■ INSTRUÇÕES ■
Reescreva o trecho do texto sobre as uniões de facto que começa nas palavras "Abre-se, pois, a" e termina em "jurídico do casamento.", trocando "sociedade portuguesa" por "comunidade nacional".

Abre-se, pois, a este respeito, um amplo espaço de debate na sociedade portuguesa, que deve ser aprofundado e amadurecido de forma muito ponderada, uma vez que está em causa o respeito por uma decisão livre e voluntária de muitos milhares de pessoas, as quais optaram por um tipo de vida em comum que não desejaram fosse enquadrado no regime jurídico do casamento.
4 – Na verdade, a equiparação do regime jurídico das uniões de facto ao regime do casamento pode redundar, afinal, na compressão de um espaço de liberdade de escolha. Ao que acresce o risco de uma tendencial equiparação entre duas realidades distintas – e que os cidadãos pretendem que assim o sejam – se converter, no fim de contas, na criação de dois tipos de casamento ou, melhor dizendo, de transformar a união de facto num «para-casamento», num «proto-casamento» ou num «casamento de segunda ordem».
5 – Suscitam-se, a este propósito, diversas interrogações. Assim, é possível questionar, desde logo: deve o regime jurídico das uniões de facto evoluir no sentido da equiparação ao do casamento? Ou, ao invés, deve subsistir um regime de união de facto, razoável e claramente distinto do regime do casamento, menos denso e mais flexível, que os indivíduos possam livremente escolher? Se o legislador optar por um modelo de equiparação, não se deveria conceder aos cidadãos a possibilidade de, no mínimo, continuarem a viver fora desse enquadramento, agora mais rígido? Será possível conceber um modelo que assegure, de forma equilibrada, uma protecção jurídica mais consistente aos que decidam viver em união de facto mas sem que daí resulte uma indesejada equiparação ao regime do casamento?
6 – O diploma em apreço contém soluções normativas complexas que claramente indiciam que o legislador optou por aproximar o regime das uniões de facto ao regime do casamento – estabelecendo, por exemplo, no artigo 5º-A, uma presunção da compropriedade de bens e uma regra de responsabilidade solidária por dívidas ou prevendo a possibilidade de compensação de danos em caso de dissolução da união de facto –, sem que tal opção tenha sido precedida do necessário debate na sociedade portuguesa, envolvendo especialistas em diversas áreas relevantes para o assunto em questão e, bem assim, todos os cidadãos.

■ DADOS DO EXERCÍCIO ■
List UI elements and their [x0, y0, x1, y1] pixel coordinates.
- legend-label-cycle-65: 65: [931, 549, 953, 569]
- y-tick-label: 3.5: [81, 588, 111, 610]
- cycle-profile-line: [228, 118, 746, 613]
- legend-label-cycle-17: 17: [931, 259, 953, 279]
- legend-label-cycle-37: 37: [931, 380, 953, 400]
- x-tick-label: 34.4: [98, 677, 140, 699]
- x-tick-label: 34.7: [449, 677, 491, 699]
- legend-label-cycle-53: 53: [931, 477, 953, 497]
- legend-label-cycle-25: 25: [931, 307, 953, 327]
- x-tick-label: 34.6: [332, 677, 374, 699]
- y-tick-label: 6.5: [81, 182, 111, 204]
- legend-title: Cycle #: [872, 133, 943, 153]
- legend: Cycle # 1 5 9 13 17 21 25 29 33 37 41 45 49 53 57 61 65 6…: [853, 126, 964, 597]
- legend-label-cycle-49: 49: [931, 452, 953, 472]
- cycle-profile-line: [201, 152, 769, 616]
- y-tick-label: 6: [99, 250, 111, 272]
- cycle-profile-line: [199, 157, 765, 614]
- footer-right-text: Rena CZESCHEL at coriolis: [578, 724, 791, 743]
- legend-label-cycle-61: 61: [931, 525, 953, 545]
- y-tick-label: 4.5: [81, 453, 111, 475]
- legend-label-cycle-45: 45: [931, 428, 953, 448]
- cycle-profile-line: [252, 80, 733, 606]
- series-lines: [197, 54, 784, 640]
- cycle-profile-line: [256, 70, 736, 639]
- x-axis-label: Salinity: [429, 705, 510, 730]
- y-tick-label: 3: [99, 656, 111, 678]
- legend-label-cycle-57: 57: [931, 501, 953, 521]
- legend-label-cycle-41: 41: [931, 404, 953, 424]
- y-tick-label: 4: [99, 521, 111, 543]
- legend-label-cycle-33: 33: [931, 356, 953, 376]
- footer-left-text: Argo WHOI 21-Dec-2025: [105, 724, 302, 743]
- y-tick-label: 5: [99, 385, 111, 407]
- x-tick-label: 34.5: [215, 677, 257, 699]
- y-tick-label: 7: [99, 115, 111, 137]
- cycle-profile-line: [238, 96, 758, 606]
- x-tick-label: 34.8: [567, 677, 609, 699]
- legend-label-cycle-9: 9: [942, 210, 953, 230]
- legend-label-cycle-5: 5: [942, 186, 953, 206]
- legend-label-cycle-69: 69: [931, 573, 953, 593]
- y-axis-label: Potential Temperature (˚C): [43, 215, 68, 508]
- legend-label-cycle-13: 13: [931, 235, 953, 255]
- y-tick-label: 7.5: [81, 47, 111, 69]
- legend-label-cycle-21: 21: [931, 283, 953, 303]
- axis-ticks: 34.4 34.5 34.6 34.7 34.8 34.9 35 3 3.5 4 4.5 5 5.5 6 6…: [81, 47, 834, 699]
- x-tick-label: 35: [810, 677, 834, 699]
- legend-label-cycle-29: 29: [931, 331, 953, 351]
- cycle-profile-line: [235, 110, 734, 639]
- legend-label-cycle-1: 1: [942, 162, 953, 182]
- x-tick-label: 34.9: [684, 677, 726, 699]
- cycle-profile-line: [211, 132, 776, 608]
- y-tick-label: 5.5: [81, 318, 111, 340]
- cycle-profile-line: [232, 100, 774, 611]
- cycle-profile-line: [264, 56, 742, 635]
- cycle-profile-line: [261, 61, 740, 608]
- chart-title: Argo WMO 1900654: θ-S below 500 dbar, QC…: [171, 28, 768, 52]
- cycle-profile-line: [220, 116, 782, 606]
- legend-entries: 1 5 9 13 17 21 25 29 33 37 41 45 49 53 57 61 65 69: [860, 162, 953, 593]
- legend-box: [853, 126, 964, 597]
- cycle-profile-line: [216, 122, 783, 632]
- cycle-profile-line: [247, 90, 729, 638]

■ RESOLUÇÃO DA TAREFA ■
Abre-se, pois, a este respeito, um amplo espaço de debate na comunidade nacional, que deve ser aprofundado e amadurecido de forma muito ponderada, uma vez que está em causa o respeito por uma decisão livre e voluntária de muitos milhares de pessoas, as quais optaram por um tipo de vida em comum que não desejaram fosse enquadrado no regime jurídico do casamento.